Don't copy the pictures; return every other part of the records exactly.

— begin Provided records —

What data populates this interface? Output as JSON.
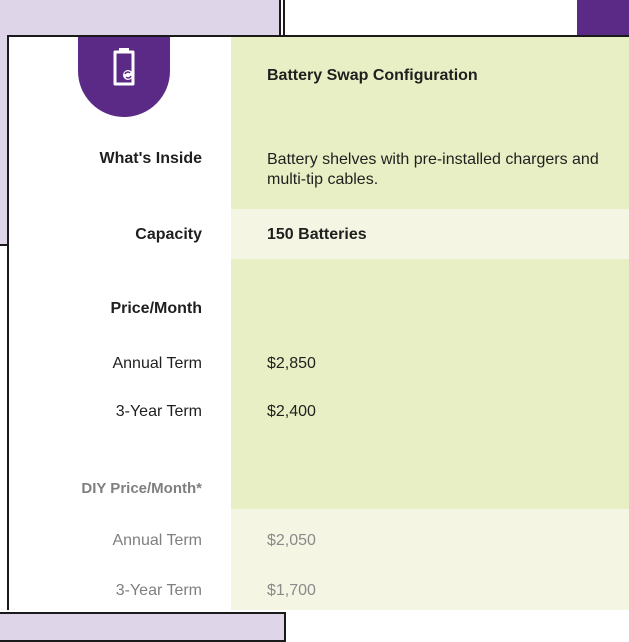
{
  "colors": {
    "accent_purple": "#5b2a86",
    "lavender_bg": "#ded5e8",
    "column_green": "#e9efc4",
    "column_light_green": "#f4f6e3"
  },
  "header": {
    "icon": "battery-swap-icon",
    "title": "Battery Swap Configuration"
  },
  "rows": {
    "inside_label": "What's Inside",
    "inside_value": "Battery shelves with pre-installed chargers and multi-tip cables.",
    "capacity_label": "Capacity",
    "capacity_value": "150 Batteries",
    "price_label": "Price/Month",
    "annual_label": "Annual Term",
    "annual_value": "$2,850",
    "three_year_label": "3-Year Term",
    "three_year_value": "$2,400",
    "diy_label": "DIY Price/Month*",
    "diy_annual_label": "Annual Term",
    "diy_annual_value": "$2,050",
    "diy_three_year_label": "3-Year Term",
    "diy_three_year_value": "$1,700"
  }
}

— end Provided records —

__Written response__.
What data populates this interface? Output as JSON.
{
  "colors": {
    "accent_purple": "#5b2a86",
    "lavender_bg": "#ded5e8",
    "column_green": "#e9efc4",
    "column_light_green": "#f4f6e3"
  },
  "header": {
    "icon": "battery-swap-icon",
    "title": "Battery Swap Configuration"
  },
  "rows": {
    "inside_label": "What's Inside",
    "inside_value": "Battery shelves with pre-installed chargers and multi-tip cables.",
    "capacity_label": "Capacity",
    "capacity_value": "150 Batteries",
    "price_label": "Price/Month",
    "annual_label": "Annual Term",
    "annual_value": "$2,850",
    "three_year_label": "3-Year Term",
    "three_year_value": "$2,400",
    "diy_label": "DIY Price/Month*",
    "diy_annual_label": "Annual Term",
    "diy_annual_value": "$2,050",
    "diy_three_year_label": "3-Year Term",
    "diy_three_year_value": "$1,700"
  }
}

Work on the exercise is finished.